## Request
Without the pictures, repeat the listing character for character.

## Input data
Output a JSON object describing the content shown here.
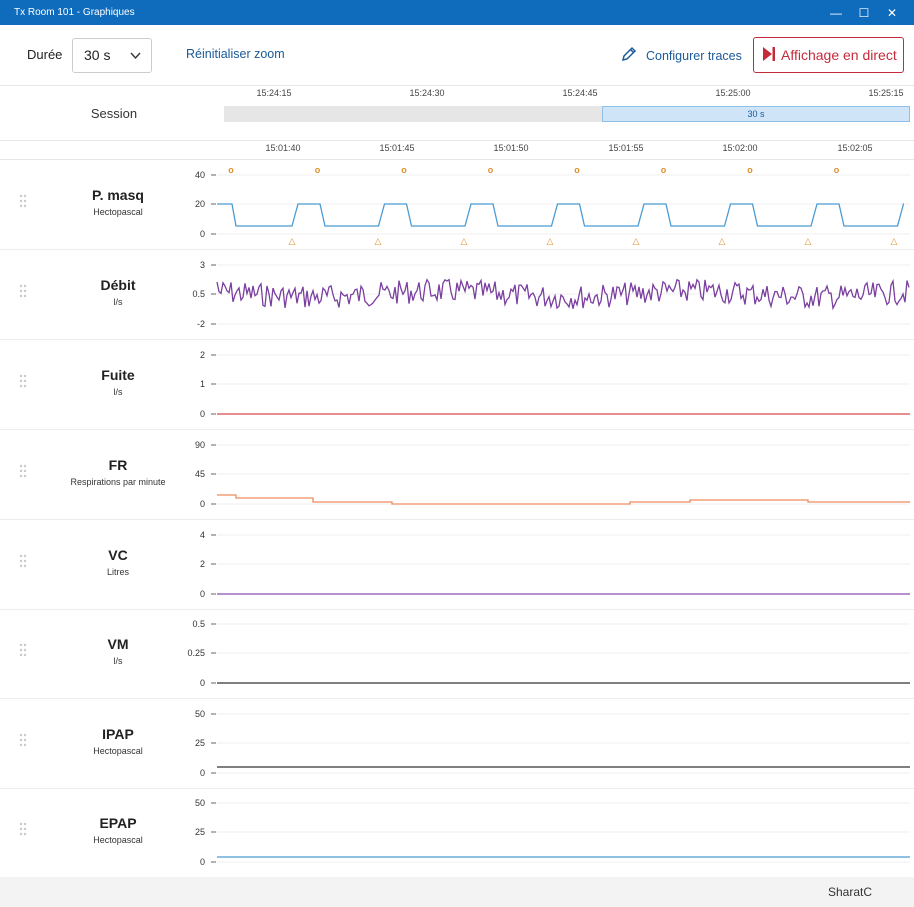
{
  "window": {
    "title": "Tx Room 101 - Graphiques",
    "minimize_glyph": "—",
    "maximize_glyph": "☐",
    "close_glyph": "✕"
  },
  "toolbar": {
    "duree_label": "Durée",
    "duree_value": "30 s",
    "reset_zoom_label": "Réinitialiser zoom",
    "configure_label": "Configurer traces",
    "live_label": "Affichage en direct"
  },
  "session": {
    "label": "Session",
    "window_label": "30 s",
    "ticks": [
      "15:24:15",
      "15:24:30",
      "15:24:45",
      "15:25:00",
      "15:25:15"
    ]
  },
  "time_axis": {
    "ticks": [
      "15:01:40",
      "15:01:45",
      "15:01:50",
      "15:01:55",
      "15:02:00",
      "15:02:05"
    ]
  },
  "panels": [
    {
      "name": "P. masq",
      "unit": "Hectopascal",
      "ticks": [
        "40",
        "20",
        "0"
      ],
      "color": "#4a9bd4"
    },
    {
      "name": "Débit",
      "unit": "l/s",
      "ticks": [
        "3",
        "0.5",
        "-2"
      ],
      "color": "#7a3fa0"
    },
    {
      "name": "Fuite",
      "unit": "l/s",
      "ticks": [
        "2",
        "1",
        "0"
      ],
      "color": "#d94a4a"
    },
    {
      "name": "FR",
      "unit": "Respirations par minute",
      "ticks": [
        "90",
        "45",
        "0"
      ],
      "color": "#f08a5d"
    },
    {
      "name": "VC",
      "unit": "Litres",
      "ticks": [
        "4",
        "2",
        "0"
      ],
      "color": "#8a4fb0"
    },
    {
      "name": "VM",
      "unit": "l/s",
      "ticks": [
        "0.5",
        "0.25",
        "0"
      ],
      "color": "#333333"
    },
    {
      "name": "IPAP",
      "unit": "Hectopascal",
      "ticks": [
        "50",
        "25",
        "0"
      ],
      "color": "#333333"
    },
    {
      "name": "EPAP",
      "unit": "Hectopascal",
      "ticks": [
        "50",
        "25",
        "0"
      ],
      "color": "#4a9bd4"
    }
  ],
  "markers": {
    "inspiration_glyph": "o",
    "expiration_glyph": "△",
    "color": "#e0902a"
  },
  "footer": {
    "user": "SharatC"
  }
}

## Result
Output a JSON object describing the content shown here.
{
  "window": {
    "title": "Tx Room 101 - Graphiques",
    "minimize_glyph": "—",
    "maximize_glyph": "☐",
    "close_glyph": "✕"
  },
  "toolbar": {
    "duree_label": "Durée",
    "duree_value": "30 s",
    "reset_zoom_label": "Réinitialiser zoom",
    "configure_label": "Configurer traces",
    "live_label": "Affichage en direct"
  },
  "session": {
    "label": "Session",
    "window_label": "30 s",
    "ticks": [
      "15:24:15",
      "15:24:30",
      "15:24:45",
      "15:25:00",
      "15:25:15"
    ]
  },
  "time_axis": {
    "ticks": [
      "15:01:40",
      "15:01:45",
      "15:01:50",
      "15:01:55",
      "15:02:00",
      "15:02:05"
    ]
  },
  "panels": [
    {
      "name": "P. masq",
      "unit": "Hectopascal",
      "ticks": [
        "40",
        "20",
        "0"
      ],
      "color": "#4a9bd4"
    },
    {
      "name": "Débit",
      "unit": "l/s",
      "ticks": [
        "3",
        "0.5",
        "-2"
      ],
      "color": "#7a3fa0"
    },
    {
      "name": "Fuite",
      "unit": "l/s",
      "ticks": [
        "2",
        "1",
        "0"
      ],
      "color": "#d94a4a"
    },
    {
      "name": "FR",
      "unit": "Respirations par minute",
      "ticks": [
        "90",
        "45",
        "0"
      ],
      "color": "#f08a5d"
    },
    {
      "name": "VC",
      "unit": "Litres",
      "ticks": [
        "4",
        "2",
        "0"
      ],
      "color": "#8a4fb0"
    },
    {
      "name": "VM",
      "unit": "l/s",
      "ticks": [
        "0.5",
        "0.25",
        "0"
      ],
      "color": "#333333"
    },
    {
      "name": "IPAP",
      "unit": "Hectopascal",
      "ticks": [
        "50",
        "25",
        "0"
      ],
      "color": "#333333"
    },
    {
      "name": "EPAP",
      "unit": "Hectopascal",
      "ticks": [
        "50",
        "25",
        "0"
      ],
      "color": "#4a9bd4"
    }
  ],
  "markers": {
    "inspiration_glyph": "o",
    "expiration_glyph": "△",
    "color": "#e0902a"
  },
  "footer": {
    "user": "SharatC"
  }
}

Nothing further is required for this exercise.